Each line containing the word "Hõbe" must be reported.

**** Source records

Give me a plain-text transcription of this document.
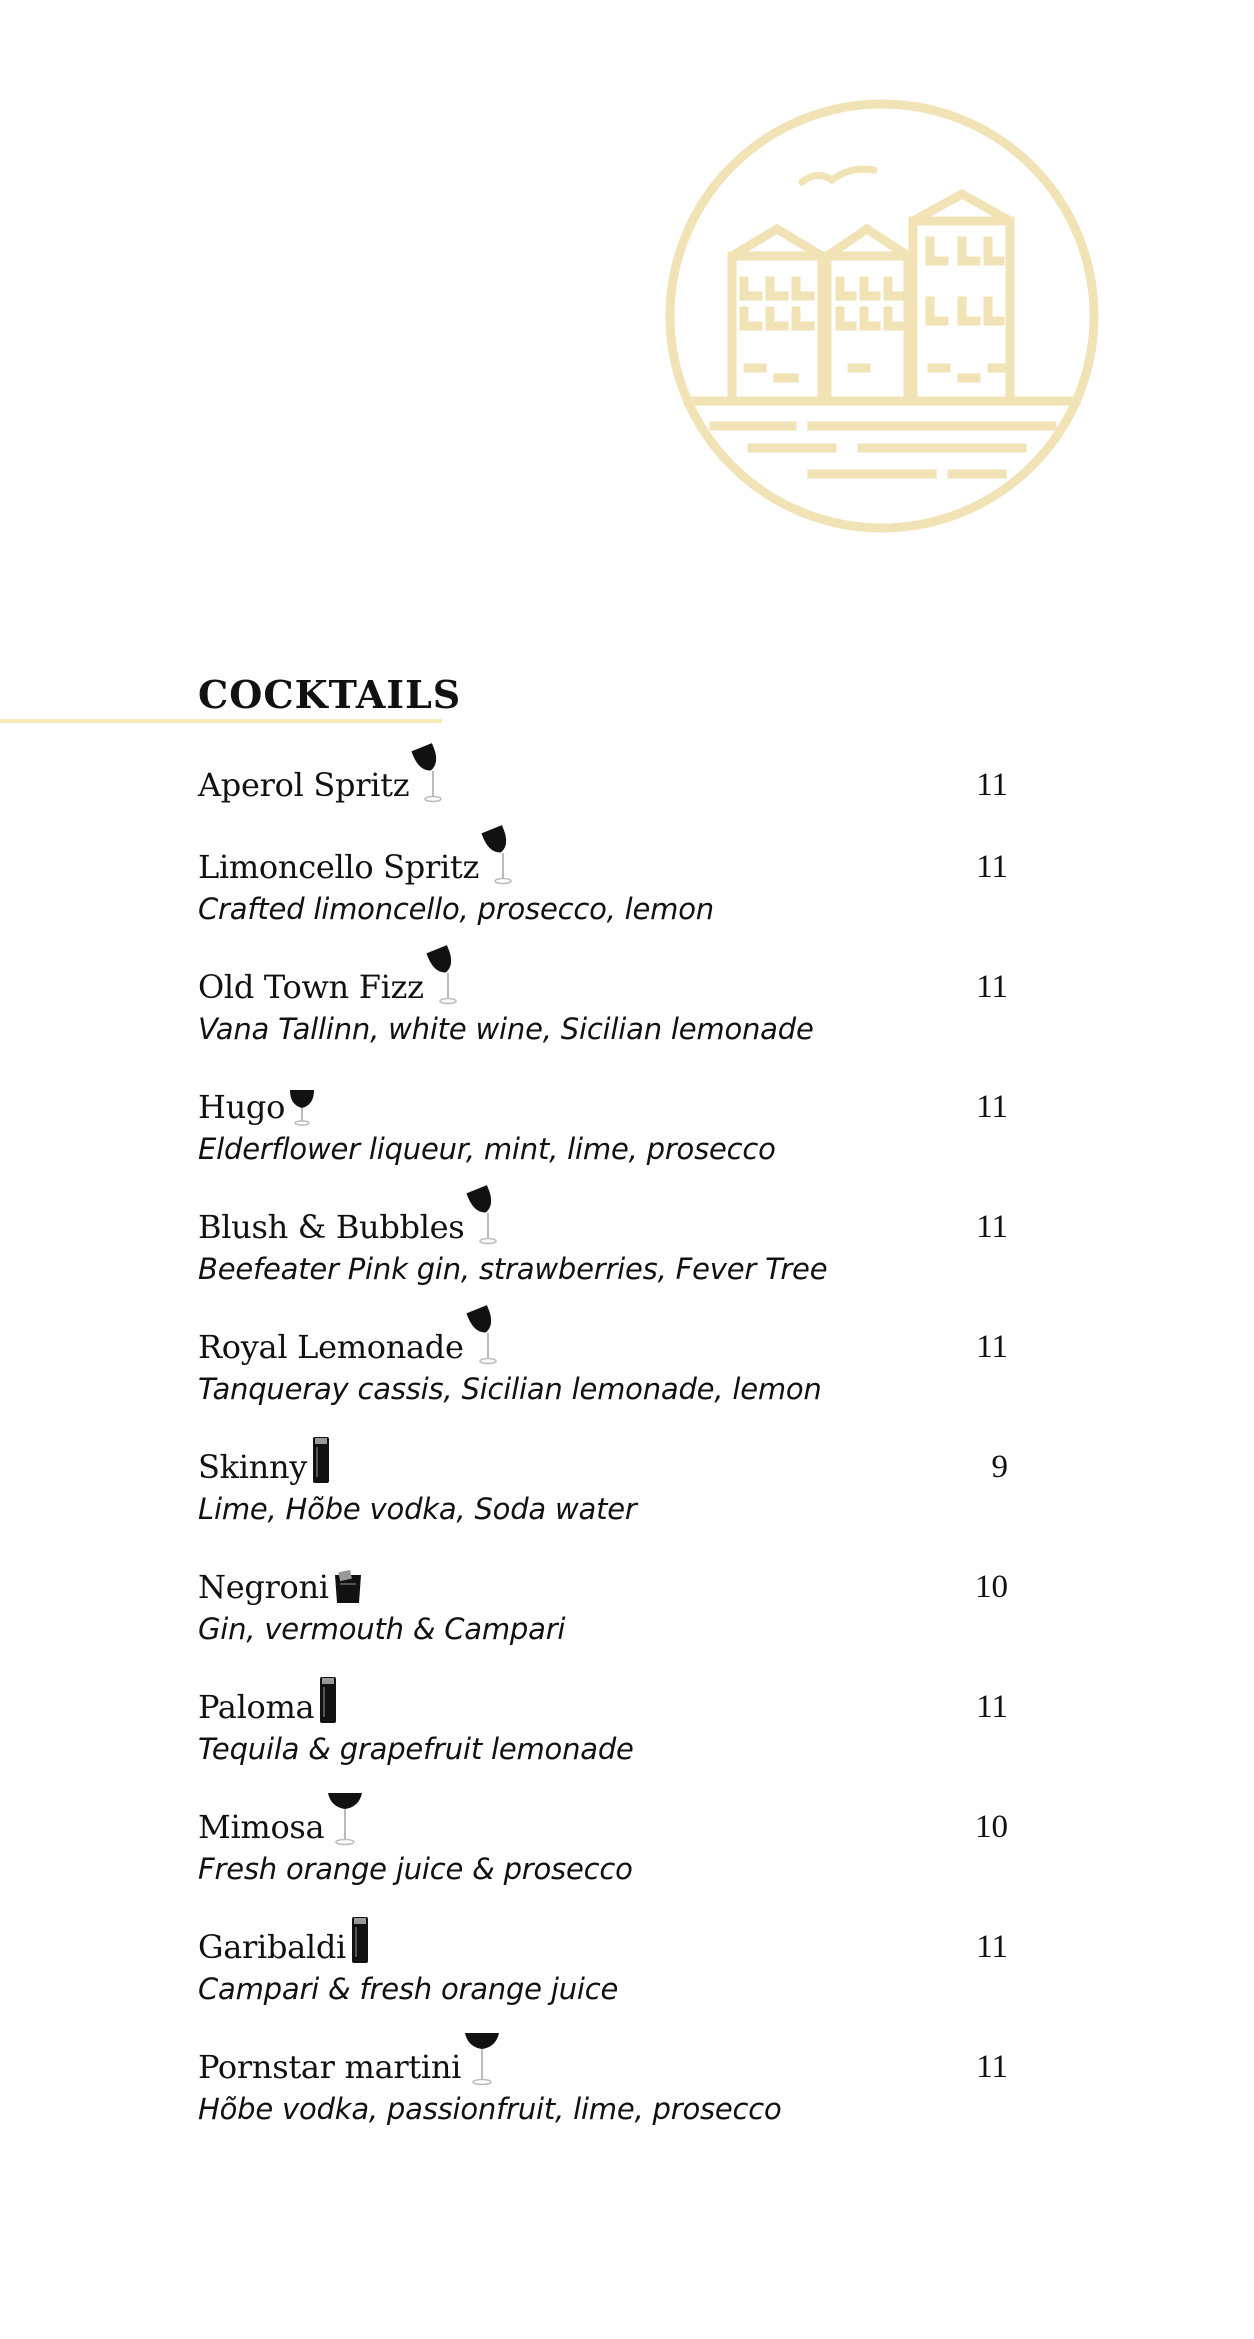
COCKTAILS
Aperol Spritz	11
Limoncello Spritz	11

Crafted limoncello, prosecco, lemon

Old Town Fizz	11

Vana Tallinn, white wine, Sicilian lemonade

Hugo	11

Elderflower liqueur, mint, lime, prosecco

Blush & Bubbles	11

Beefeater Pink gin, strawberries, Fever Tree

Royal Lemonade	11

Tanqueray cassis, Sicilian lemonade, lemon

Skinny	9

Lime, Hõbe vodka, Soda water

Negroni	10

Gin, vermouth & Campari

Paloma	11

Tequila & grapefruit lemonade

Mimosa	10

Fresh orange juice & prosecco

Garibaldi	11

Campari & fresh orange juice

Pornstar martini	11

Hõbe vodka, passionfruit, lime, prosecco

********

▸ **Task answer**
Lime, Hõbe vodka, Soda water
Hõbe vodka, passionfruit, lime, prosecco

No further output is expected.